Extracted data entries
'''
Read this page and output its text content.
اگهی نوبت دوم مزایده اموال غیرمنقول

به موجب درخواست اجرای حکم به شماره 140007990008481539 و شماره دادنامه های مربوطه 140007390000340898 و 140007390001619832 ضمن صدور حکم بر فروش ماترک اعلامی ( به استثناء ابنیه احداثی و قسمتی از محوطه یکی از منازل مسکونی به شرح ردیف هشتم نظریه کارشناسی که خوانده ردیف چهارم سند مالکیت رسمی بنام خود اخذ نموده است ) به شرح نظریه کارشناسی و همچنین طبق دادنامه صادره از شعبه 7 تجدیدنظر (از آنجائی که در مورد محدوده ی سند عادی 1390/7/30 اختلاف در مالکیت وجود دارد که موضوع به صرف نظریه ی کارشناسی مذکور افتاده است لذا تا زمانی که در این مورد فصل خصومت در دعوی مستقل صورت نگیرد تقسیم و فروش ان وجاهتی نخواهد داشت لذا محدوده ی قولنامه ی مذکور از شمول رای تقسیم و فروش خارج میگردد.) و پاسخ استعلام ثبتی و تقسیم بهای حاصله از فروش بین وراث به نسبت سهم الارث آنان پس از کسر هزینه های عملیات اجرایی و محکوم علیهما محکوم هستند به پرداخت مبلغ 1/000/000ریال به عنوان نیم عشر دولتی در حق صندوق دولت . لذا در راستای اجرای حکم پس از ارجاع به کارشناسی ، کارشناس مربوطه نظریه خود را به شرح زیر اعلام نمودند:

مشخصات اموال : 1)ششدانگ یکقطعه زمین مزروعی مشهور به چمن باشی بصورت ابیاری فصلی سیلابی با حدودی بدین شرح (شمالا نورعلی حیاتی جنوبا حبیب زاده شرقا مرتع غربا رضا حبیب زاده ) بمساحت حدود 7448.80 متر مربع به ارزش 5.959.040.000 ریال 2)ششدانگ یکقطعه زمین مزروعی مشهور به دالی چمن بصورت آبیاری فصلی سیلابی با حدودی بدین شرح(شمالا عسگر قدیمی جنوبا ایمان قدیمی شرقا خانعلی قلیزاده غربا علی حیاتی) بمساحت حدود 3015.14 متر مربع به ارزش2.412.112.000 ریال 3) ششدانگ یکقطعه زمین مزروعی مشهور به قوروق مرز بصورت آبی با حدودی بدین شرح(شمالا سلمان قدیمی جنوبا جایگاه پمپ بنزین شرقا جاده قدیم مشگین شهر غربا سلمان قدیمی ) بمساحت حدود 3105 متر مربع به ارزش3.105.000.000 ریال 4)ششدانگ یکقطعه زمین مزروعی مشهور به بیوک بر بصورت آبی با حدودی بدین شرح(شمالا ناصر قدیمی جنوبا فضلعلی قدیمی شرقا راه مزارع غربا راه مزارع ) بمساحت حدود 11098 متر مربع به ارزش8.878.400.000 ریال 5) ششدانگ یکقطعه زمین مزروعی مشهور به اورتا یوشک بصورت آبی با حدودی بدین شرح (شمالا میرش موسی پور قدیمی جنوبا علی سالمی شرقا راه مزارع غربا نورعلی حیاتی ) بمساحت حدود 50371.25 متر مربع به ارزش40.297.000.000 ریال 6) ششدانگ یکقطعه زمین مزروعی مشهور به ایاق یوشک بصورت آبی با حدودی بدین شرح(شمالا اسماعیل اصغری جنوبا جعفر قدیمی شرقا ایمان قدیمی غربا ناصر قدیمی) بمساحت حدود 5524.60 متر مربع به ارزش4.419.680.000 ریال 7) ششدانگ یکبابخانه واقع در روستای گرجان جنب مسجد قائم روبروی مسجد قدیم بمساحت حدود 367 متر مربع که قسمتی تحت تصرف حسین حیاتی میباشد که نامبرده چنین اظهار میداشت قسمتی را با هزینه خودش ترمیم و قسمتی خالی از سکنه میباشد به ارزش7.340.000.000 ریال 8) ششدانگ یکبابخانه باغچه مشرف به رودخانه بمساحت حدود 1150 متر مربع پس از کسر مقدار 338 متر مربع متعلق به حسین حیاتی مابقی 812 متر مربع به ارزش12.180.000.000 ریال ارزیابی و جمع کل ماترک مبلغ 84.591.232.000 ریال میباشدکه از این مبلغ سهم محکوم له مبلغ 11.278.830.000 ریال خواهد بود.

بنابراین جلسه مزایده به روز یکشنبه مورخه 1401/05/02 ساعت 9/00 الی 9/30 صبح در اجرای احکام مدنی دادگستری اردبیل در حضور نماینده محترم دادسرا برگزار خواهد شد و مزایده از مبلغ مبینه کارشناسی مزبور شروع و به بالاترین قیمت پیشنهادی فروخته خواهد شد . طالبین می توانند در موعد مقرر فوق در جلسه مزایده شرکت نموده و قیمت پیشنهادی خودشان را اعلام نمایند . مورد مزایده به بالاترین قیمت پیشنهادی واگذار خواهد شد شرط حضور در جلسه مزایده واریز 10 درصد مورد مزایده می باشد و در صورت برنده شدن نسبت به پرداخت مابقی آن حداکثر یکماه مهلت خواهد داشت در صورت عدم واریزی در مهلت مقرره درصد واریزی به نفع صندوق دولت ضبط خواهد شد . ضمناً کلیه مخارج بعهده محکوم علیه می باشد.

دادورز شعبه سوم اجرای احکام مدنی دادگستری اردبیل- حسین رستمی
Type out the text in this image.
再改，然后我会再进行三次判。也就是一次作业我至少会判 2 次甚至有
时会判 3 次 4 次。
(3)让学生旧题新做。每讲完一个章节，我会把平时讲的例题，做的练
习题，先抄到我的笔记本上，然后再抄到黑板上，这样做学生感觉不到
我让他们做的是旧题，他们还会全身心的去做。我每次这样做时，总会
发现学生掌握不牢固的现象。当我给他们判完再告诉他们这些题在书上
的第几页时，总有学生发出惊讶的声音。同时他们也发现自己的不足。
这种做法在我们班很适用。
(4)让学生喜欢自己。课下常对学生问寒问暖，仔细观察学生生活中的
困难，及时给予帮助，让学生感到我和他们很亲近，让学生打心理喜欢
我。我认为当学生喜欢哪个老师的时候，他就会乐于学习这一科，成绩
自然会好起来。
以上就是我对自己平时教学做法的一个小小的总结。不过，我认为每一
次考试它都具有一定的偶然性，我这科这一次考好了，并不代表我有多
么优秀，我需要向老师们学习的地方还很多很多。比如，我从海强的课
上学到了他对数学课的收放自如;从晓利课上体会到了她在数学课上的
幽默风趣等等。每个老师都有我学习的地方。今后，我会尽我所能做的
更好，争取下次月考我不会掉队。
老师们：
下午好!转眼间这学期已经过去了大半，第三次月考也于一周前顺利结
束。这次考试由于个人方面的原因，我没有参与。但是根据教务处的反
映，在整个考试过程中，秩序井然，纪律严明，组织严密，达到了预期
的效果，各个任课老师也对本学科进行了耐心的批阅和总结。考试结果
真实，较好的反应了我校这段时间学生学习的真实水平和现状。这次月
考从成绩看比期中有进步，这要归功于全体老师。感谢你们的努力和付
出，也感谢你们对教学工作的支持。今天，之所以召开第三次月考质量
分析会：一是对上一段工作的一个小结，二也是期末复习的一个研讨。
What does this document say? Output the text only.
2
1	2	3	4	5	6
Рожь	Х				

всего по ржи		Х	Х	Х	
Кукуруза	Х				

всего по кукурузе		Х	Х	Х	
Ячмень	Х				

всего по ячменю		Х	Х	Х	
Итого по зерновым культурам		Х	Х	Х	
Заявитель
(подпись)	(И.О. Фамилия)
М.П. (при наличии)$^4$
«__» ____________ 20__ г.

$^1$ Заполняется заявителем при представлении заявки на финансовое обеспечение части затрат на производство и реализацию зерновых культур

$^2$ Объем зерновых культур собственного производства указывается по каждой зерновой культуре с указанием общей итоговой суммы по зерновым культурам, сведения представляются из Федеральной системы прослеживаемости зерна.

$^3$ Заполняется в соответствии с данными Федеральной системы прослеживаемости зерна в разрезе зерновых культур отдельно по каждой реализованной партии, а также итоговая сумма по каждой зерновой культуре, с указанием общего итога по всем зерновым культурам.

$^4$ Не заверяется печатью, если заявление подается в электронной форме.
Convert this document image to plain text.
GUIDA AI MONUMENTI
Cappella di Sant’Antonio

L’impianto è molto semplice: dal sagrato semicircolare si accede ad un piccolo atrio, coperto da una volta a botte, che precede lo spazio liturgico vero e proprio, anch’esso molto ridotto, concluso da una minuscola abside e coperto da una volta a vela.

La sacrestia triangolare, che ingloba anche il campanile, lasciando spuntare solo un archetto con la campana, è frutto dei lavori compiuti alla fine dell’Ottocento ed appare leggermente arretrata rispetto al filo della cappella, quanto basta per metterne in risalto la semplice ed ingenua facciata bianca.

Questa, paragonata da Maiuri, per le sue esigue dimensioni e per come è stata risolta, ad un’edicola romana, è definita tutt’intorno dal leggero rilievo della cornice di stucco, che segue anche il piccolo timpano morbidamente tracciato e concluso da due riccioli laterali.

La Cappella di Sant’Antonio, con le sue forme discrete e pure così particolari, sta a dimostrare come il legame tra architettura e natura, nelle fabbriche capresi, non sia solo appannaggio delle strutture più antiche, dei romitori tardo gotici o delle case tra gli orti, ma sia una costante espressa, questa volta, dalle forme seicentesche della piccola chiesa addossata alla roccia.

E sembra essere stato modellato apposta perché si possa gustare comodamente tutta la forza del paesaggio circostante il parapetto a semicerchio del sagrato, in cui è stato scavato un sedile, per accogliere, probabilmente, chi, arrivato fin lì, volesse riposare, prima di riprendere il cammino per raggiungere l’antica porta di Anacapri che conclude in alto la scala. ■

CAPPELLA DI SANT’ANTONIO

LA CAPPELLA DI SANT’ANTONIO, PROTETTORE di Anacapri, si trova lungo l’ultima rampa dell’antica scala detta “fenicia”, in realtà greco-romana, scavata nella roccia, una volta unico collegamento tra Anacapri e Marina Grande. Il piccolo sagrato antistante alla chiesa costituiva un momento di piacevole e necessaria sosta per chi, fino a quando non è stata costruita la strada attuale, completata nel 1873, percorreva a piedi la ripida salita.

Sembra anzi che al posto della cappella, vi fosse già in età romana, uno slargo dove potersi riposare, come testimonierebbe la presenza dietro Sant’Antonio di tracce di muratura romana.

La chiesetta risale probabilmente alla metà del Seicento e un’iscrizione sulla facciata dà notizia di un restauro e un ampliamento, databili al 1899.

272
'''
=== Requirements ===
Looking at the records above, work out how many lines include the string "зерна". Give the number and nothing else.

=== Answer to this exercise ===
2